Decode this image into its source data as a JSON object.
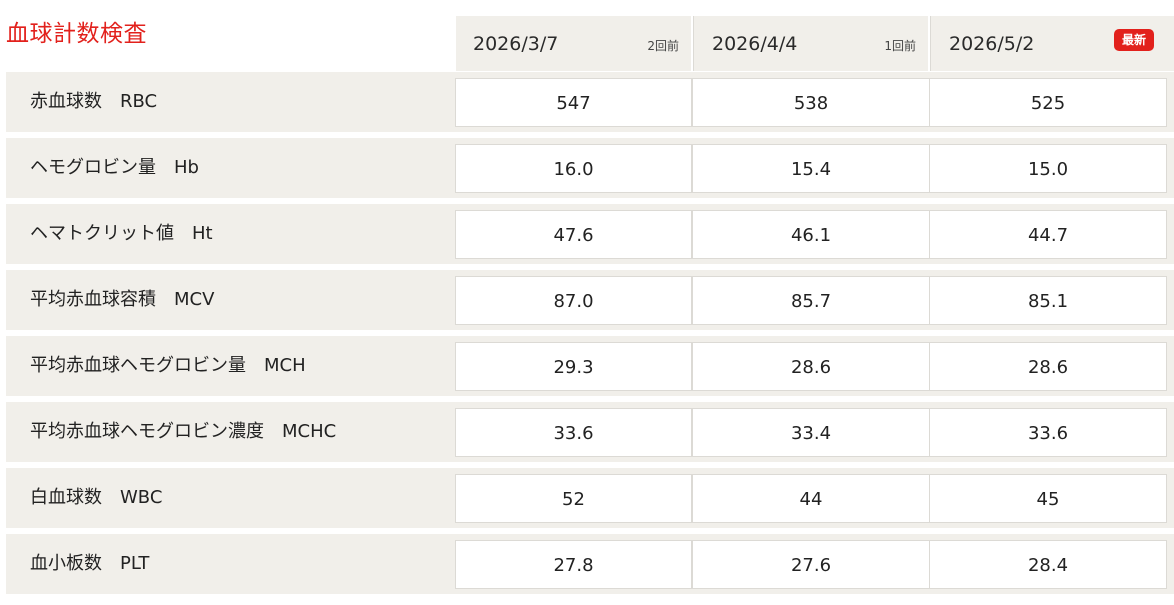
{
  "title": "血球計数検査",
  "columns": [
    {
      "date": "2026/3/7",
      "tag": "2回前"
    },
    {
      "date": "2026/4/4",
      "tag": "1回前"
    },
    {
      "date": "2026/5/2",
      "badge": "最新"
    }
  ],
  "rows": [
    {
      "label": "赤血球数　RBC",
      "values": [
        "547",
        "538",
        "525"
      ]
    },
    {
      "label": "ヘモグロビン量　Hb",
      "values": [
        "16.0",
        "15.4",
        "15.0"
      ]
    },
    {
      "label": "ヘマトクリット値　Ht",
      "values": [
        "47.6",
        "46.1",
        "44.7"
      ]
    },
    {
      "label": "平均赤血球容積　MCV",
      "values": [
        "87.0",
        "85.7",
        "85.1"
      ]
    },
    {
      "label": "平均赤血球ヘモグロビン量　MCH",
      "values": [
        "29.3",
        "28.6",
        "28.6"
      ]
    },
    {
      "label": "平均赤血球ヘモグロビン濃度　MCHC",
      "values": [
        "33.6",
        "33.4",
        "33.6"
      ]
    },
    {
      "label": "白血球数　WBC",
      "values": [
        "52",
        "44",
        "45"
      ]
    },
    {
      "label": "血小板数　PLT",
      "values": [
        "27.8",
        "27.6",
        "28.4"
      ]
    }
  ],
  "colors": {
    "accent": "#e2211c",
    "row_bg": "#f1efea",
    "cell_bg": "#ffffff"
  }
}
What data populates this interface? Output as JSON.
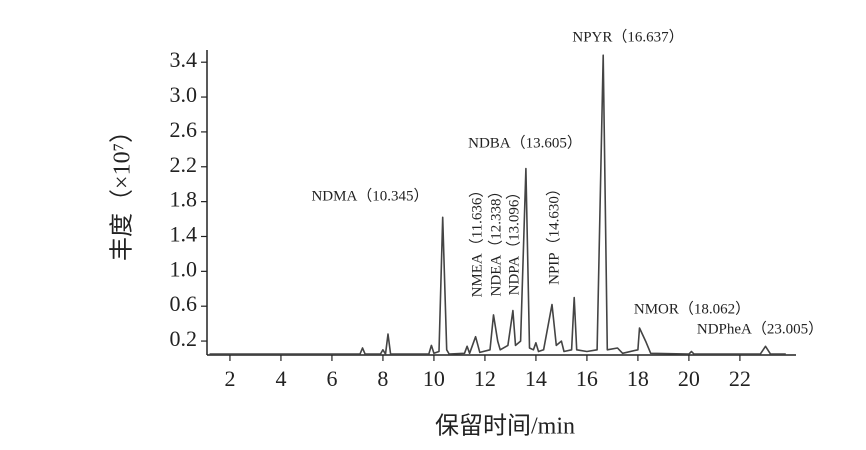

Problem to solve: Copy, from the material above, each line in which the string "date" occurs.

Solution to this task:
      "date": "2026/3/7",
      "date": "2026/4/4",
      "date": "2026/5/2",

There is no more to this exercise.